Description of the task »
Search the material for "every" and show all lines that contain it.

## Begin Material to process

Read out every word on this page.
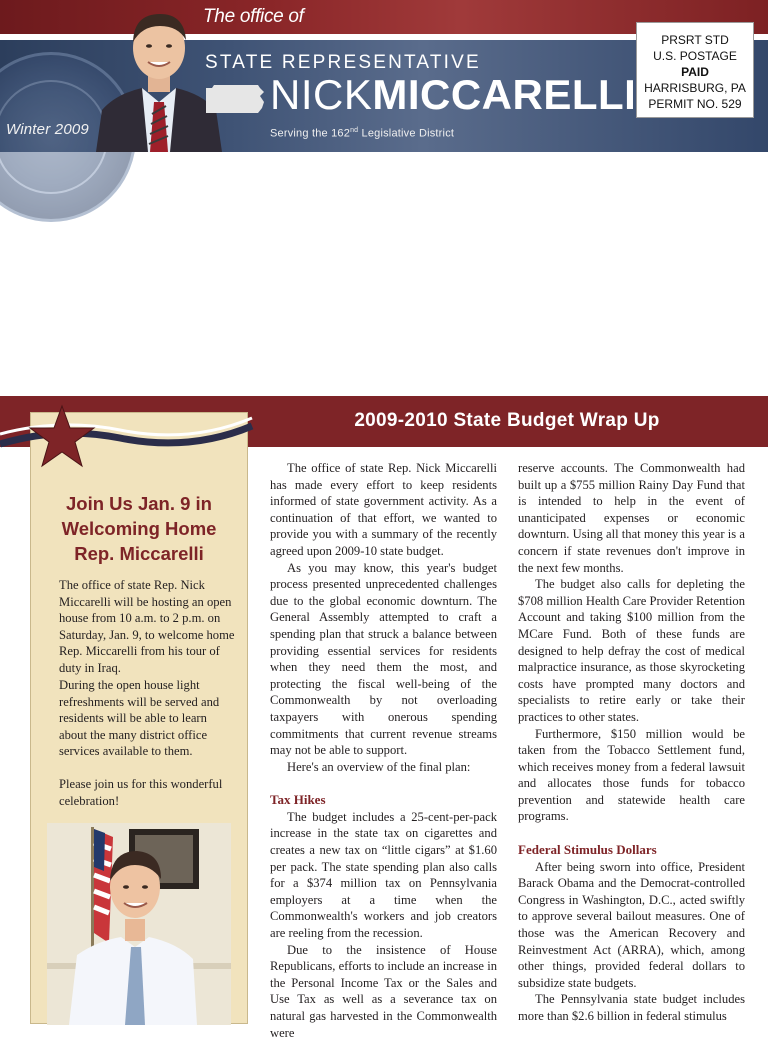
The office of
STATE REPRESENTATIVE
NICKMICCARELLI
Serving the 162nd Legislative District
Winter 2009
PRSRT STD
U.S. POSTAGE
PAID
HARRISBURG, PA
PERMIT NO. 529
2009-2010 State Budget Wrap Up
Join Us Jan. 9 in
Welcoming Home
Rep. Miccarelli

The office of state Rep. Nick Miccarelli will be hosting an open house from 10 a.m. to 2 p.m. on Saturday, Jan. 9, to welcome home Rep. Miccarelli from his tour of duty in Iraq.

During the open house light refreshments will be served and residents will be able to learn about the many district office services available to them.

Please join us for this wonderful celebration!

The office of state Rep. Nick Miccarelli has made every effort to keep residents informed of state government activity. As a continuation of that effort, we wanted to provide you with a summary of the recently agreed upon 2009-10 state budget.

As you may know, this year's budget process presented unprecedented challenges due to the global economic downturn. The General Assembly attempted to craft a spending plan that struck a balance between providing essential services for residents when they need them the most, and protecting the fiscal well-being of the Commonwealth by not overloading taxpayers with onerous spending commitments that current revenue streams may not be able to support.

Here's an overview of the final plan:

Tax Hikes

The budget includes a 25-cent-per-pack increase in the state tax on cigarettes and creates a new tax on “little cigars” at $1.60 per pack. The state spending plan also calls for a $374 million tax on Pennsylvania employers at a time when the Commonwealth's workers and job creators are reeling from the recession.

Due to the insistence of House Republicans, efforts to include an increase in the Personal Income Tax or the Sales and Use Tax as well as a severance tax on natural gas harvested in the Commonwealth were

reserve accounts. The Commonwealth had built up a $755 million Rainy Day Fund that is intended to help in the event of unanticipated expenses or economic downturn. Using all that money this year is a concern if state revenues don't improve in the next few months.

The budget also calls for depleting the $708 million Health Care Provider Retention Account and taking $100 million from the MCare Fund. Both of these funds are designed to help defray the cost of medical malpractice insurance, as those skyrocketing costs have prompted many doctors and specialists to retire early or take their practices to other states.

Furthermore, $150 million would be taken from the Tobacco Settlement fund, which receives money from a federal lawsuit and allocates those funds for tobacco prevention and statewide health care programs.

Federal Stimulus Dollars

After being sworn into office, President Barack Obama and the Democrat-controlled Congress in Washington, D.C., acted swiftly to approve several bailout measures. One of those was the American Recovery and Reinvestment Act (ARRA), which, among other things, provided federal dollars to subsidize state budgets.

The Pennsylvania state budget includes more than $2.6 billion in federal stimulus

## End Material to process

Exercise response »
Read out every word on this page.
The office of state Rep. Nick Miccarelli has made every effort to keep residents informed of state government activity. As a continuation of that effort, we wanted to provide you with a summary of the recently agreed upon 2009-10 state budget.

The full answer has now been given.